EXERCISE DIRECTIONS
All entries should be output exactly as they stand.

Data entries
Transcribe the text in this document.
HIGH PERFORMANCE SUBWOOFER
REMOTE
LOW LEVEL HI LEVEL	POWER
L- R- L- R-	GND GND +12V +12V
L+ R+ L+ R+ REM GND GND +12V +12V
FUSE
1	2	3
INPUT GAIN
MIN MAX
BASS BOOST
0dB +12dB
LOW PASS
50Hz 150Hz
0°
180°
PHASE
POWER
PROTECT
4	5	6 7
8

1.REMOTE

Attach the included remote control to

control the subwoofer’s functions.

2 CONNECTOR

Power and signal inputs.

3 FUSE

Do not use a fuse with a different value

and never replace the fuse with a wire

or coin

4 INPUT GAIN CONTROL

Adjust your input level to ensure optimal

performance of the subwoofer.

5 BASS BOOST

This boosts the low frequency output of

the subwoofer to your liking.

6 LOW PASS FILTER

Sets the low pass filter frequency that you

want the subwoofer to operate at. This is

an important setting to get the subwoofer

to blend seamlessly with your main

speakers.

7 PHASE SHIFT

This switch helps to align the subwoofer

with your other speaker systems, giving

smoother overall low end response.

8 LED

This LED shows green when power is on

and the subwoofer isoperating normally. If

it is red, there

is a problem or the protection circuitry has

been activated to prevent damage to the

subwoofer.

FULL SOLUTION
Transcribe the text in this document.
HIGH PERFORMANCE SUBWOOFER
REMOTE
LOW LEVEL HI LEVEL	POWER
L- R- L- R-	GND GND +12V +12V
L+ R+ L+ R+ REM GND GND +12V +12V
FUSE
1	2	3
INPUT GAIN
MIN MAX
BASS BOOST
0dB +12dB
LOW PASS
50Hz 150Hz
0°
180°
PHASE
POWER
PROTECT
4	5	6 7
8

1.REMOTE

Attach the included remote control to

control the subwoofer’s functions.

2 CONNECTOR

Power and signal inputs.

3 FUSE

Do not use a fuse with a different value

and never replace the fuse with a wire

or coin

4 INPUT GAIN CONTROL

Adjust your input level to ensure optimal

performance of the subwoofer.

5 BASS BOOST

This boosts the low frequency output of

the subwoofer to your liking.

6 LOW PASS FILTER

Sets the low pass filter frequency that you

want the subwoofer to operate at. This is

an important setting to get the subwoofer

to blend seamlessly with your main

speakers.

7 PHASE SHIFT

This switch helps to align the subwoofer

with your other speaker systems, giving

smoother overall low end response.

8 LED

This LED shows green when power is on

and the subwoofer isoperating normally. If

it is red, there

is a problem or the protection circuitry has

been activated to prevent damage to the

subwoofer.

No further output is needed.